§ **What you are asked to do**
Return all entries precisely as they stand, without the images.

.....

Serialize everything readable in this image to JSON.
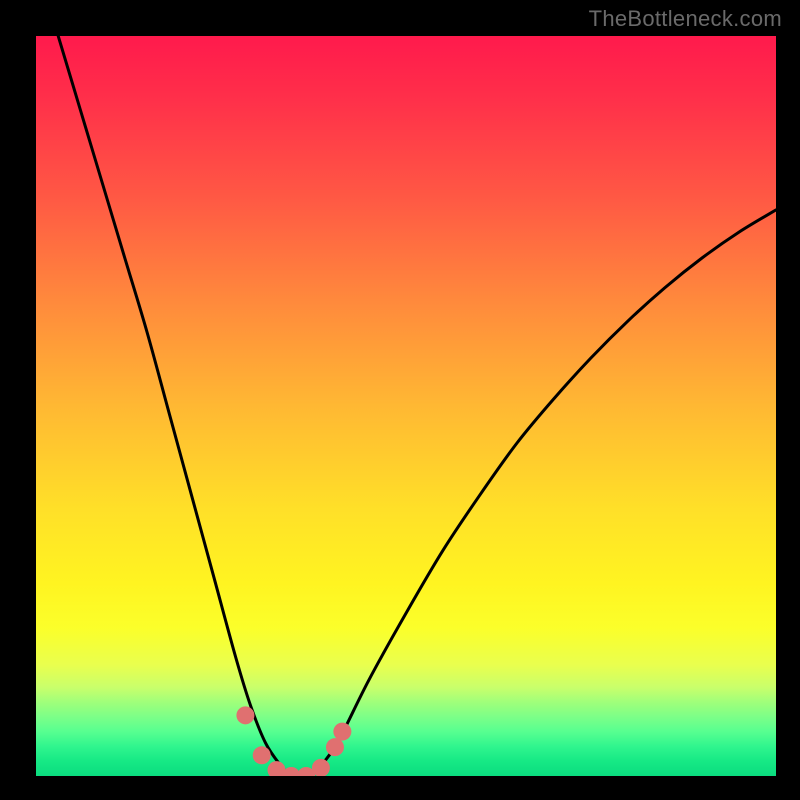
{
  "watermark": "TheBottleneck.com",
  "gradient_colors": {
    "top": "#ff1a4c",
    "mid_upper": "#ff8a3c",
    "mid": "#ffe028",
    "mid_lower": "#e9ff4e",
    "bottom": "#0bdc7f"
  },
  "curve_color": "#000000",
  "marker_color": "#e07070",
  "chart_data": {
    "type": "line",
    "title": "",
    "xlabel": "",
    "ylabel": "",
    "xlim": [
      0,
      1
    ],
    "ylim": [
      0,
      1
    ],
    "notes": "Axes are unlabeled in the source image; x and y are normalized 0–1. Curve is a V-shaped dip reaching ~0 near x≈0.34 with a flat bottom, then rising toward the right. Pink markers sit along the bottom of the dip.",
    "series": [
      {
        "name": "curve",
        "x": [
          0.03,
          0.06,
          0.09,
          0.12,
          0.15,
          0.18,
          0.21,
          0.24,
          0.27,
          0.29,
          0.31,
          0.33,
          0.345,
          0.36,
          0.375,
          0.39,
          0.41,
          0.45,
          0.5,
          0.55,
          0.6,
          0.65,
          0.7,
          0.75,
          0.8,
          0.85,
          0.9,
          0.95,
          1.0
        ],
        "y": [
          1.0,
          0.9,
          0.8,
          0.7,
          0.6,
          0.49,
          0.38,
          0.27,
          0.16,
          0.095,
          0.045,
          0.015,
          0.0,
          0.0,
          0.005,
          0.02,
          0.05,
          0.13,
          0.22,
          0.305,
          0.38,
          0.45,
          0.51,
          0.565,
          0.615,
          0.66,
          0.7,
          0.735,
          0.765
        ]
      },
      {
        "name": "markers",
        "x": [
          0.283,
          0.305,
          0.325,
          0.345,
          0.365,
          0.385,
          0.404,
          0.414
        ],
        "y": [
          0.082,
          0.028,
          0.008,
          0.0,
          0.0,
          0.011,
          0.039,
          0.06
        ]
      }
    ]
  }
}
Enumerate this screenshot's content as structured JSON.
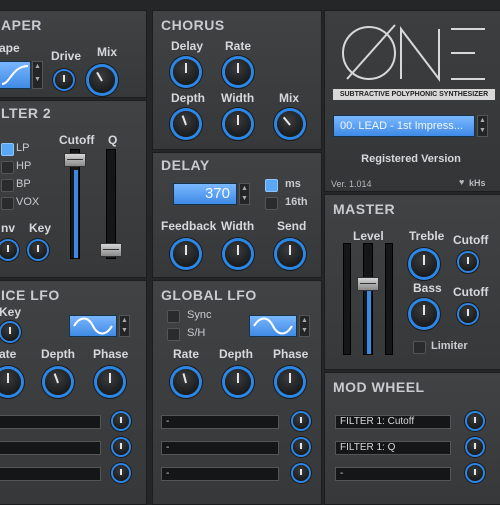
{
  "shaper": {
    "title": "APER",
    "shape_label": "ape",
    "drive_label": "Drive",
    "mix_label": "Mix"
  },
  "filter2": {
    "title": "LTER 2",
    "modes": [
      "LP",
      "HP",
      "BP",
      "VOX"
    ],
    "cutoff_label": "Cutoff",
    "q_label": "Q",
    "env_label": "nv",
    "key_label": "Key"
  },
  "voice_lfo": {
    "title": "ICE LFO",
    "key_label": "Key",
    "rate_label": "ate",
    "depth_label": "Depth",
    "phase_label": "Phase"
  },
  "chorus": {
    "title": "CHORUS",
    "delay_label": "Delay",
    "rate_label": "Rate",
    "depth_label": "Depth",
    "width_label": "Width",
    "mix_label": "Mix"
  },
  "delay": {
    "title": "DELAY",
    "time_value": "370",
    "ms_label": "ms",
    "sixteenth_label": "16th",
    "feedback_label": "Feedback",
    "width_label": "Width",
    "send_label": "Send"
  },
  "global_lfo": {
    "title": "GLOBAL LFO",
    "sync_label": "Sync",
    "sh_label": "S/H",
    "rate_label": "Rate",
    "depth_label": "Depth",
    "phase_label": "Phase",
    "slot_text": "-"
  },
  "brand": {
    "logo": "ONE",
    "subtitle": "SUBTRACTIVE POLYPHONIC SYNTHESIZER",
    "preset": "00. LEAD - 1st Impress...",
    "registered": "Registered Version",
    "version": "Ver. 1.014",
    "maker": "kHs"
  },
  "master": {
    "title": "MASTER",
    "level_label": "Level",
    "treble_label": "Treble",
    "cutoff_label": "Cutoff",
    "bass_label": "Bass",
    "cutoff2_label": "Cutoff",
    "limiter_label": "Limiter"
  },
  "mod_wheel": {
    "title": "MOD WHEEL",
    "slots": [
      "FILTER 1: Cutoff",
      "FILTER 1: Q",
      "-"
    ]
  },
  "accent_color": "#2c86e6"
}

.....

§ **Solution**
Serialize everything readable in this image to JSON.
{
  "watermark": "TheBottleneck.com",
  "gradient_colors": {
    "top": "#ff1a4c",
    "mid_upper": "#ff8a3c",
    "mid": "#ffe028",
    "mid_lower": "#e9ff4e",
    "bottom": "#0bdc7f"
  },
  "curve_color": "#000000",
  "marker_color": "#e07070",
  "chart_data": {
    "type": "line",
    "title": "",
    "xlabel": "",
    "ylabel": "",
    "xlim": [
      0,
      1
    ],
    "ylim": [
      0,
      1
    ],
    "notes": "Axes are unlabeled in the source image; x and y are normalized 0–1. Curve is a V-shaped dip reaching ~0 near x≈0.34 with a flat bottom, then rising toward the right. Pink markers sit along the bottom of the dip.",
    "series": [
      {
        "name": "curve",
        "x": [
          0.03,
          0.06,
          0.09,
          0.12,
          0.15,
          0.18,
          0.21,
          0.24,
          0.27,
          0.29,
          0.31,
          0.33,
          0.345,
          0.36,
          0.375,
          0.39,
          0.41,
          0.45,
          0.5,
          0.55,
          0.6,
          0.65,
          0.7,
          0.75,
          0.8,
          0.85,
          0.9,
          0.95,
          1.0
        ],
        "y": [
          1.0,
          0.9,
          0.8,
          0.7,
          0.6,
          0.49,
          0.38,
          0.27,
          0.16,
          0.095,
          0.045,
          0.015,
          0.0,
          0.0,
          0.005,
          0.02,
          0.05,
          0.13,
          0.22,
          0.305,
          0.38,
          0.45,
          0.51,
          0.565,
          0.615,
          0.66,
          0.7,
          0.735,
          0.765
        ]
      },
      {
        "name": "markers",
        "x": [
          0.283,
          0.305,
          0.325,
          0.345,
          0.365,
          0.385,
          0.404,
          0.414
        ],
        "y": [
          0.082,
          0.028,
          0.008,
          0.0,
          0.0,
          0.011,
          0.039,
          0.06
        ]
      }
    ]
  }
}
Enumerate this screenshot's content as structured JSON.
{
  "shaper": {
    "title": "APER",
    "shape_label": "ape",
    "drive_label": "Drive",
    "mix_label": "Mix"
  },
  "filter2": {
    "title": "LTER 2",
    "modes": [
      "LP",
      "HP",
      "BP",
      "VOX"
    ],
    "cutoff_label": "Cutoff",
    "q_label": "Q",
    "env_label": "nv",
    "key_label": "Key"
  },
  "voice_lfo": {
    "title": "ICE LFO",
    "key_label": "Key",
    "rate_label": "ate",
    "depth_label": "Depth",
    "phase_label": "Phase"
  },
  "chorus": {
    "title": "CHORUS",
    "delay_label": "Delay",
    "rate_label": "Rate",
    "depth_label": "Depth",
    "width_label": "Width",
    "mix_label": "Mix"
  },
  "delay": {
    "title": "DELAY",
    "time_value": "370",
    "ms_label": "ms",
    "sixteenth_label": "16th",
    "feedback_label": "Feedback",
    "width_label": "Width",
    "send_label": "Send"
  },
  "global_lfo": {
    "title": "GLOBAL LFO",
    "sync_label": "Sync",
    "sh_label": "S/H",
    "rate_label": "Rate",
    "depth_label": "Depth",
    "phase_label": "Phase",
    "slot_text": "-"
  },
  "brand": {
    "logo": "ONE",
    "subtitle": "SUBTRACTIVE POLYPHONIC SYNTHESIZER",
    "preset": "00. LEAD - 1st Impress...",
    "registered": "Registered Version",
    "version": "Ver. 1.014",
    "maker": "kHs"
  },
  "master": {
    "title": "MASTER",
    "level_label": "Level",
    "treble_label": "Treble",
    "cutoff_label": "Cutoff",
    "bass_label": "Bass",
    "cutoff2_label": "Cutoff",
    "limiter_label": "Limiter"
  },
  "mod_wheel": {
    "title": "MOD WHEEL",
    "slots": [
      "FILTER 1: Cutoff",
      "FILTER 1: Q",
      "-"
    ]
  },
  "accent_color": "#2c86e6"
}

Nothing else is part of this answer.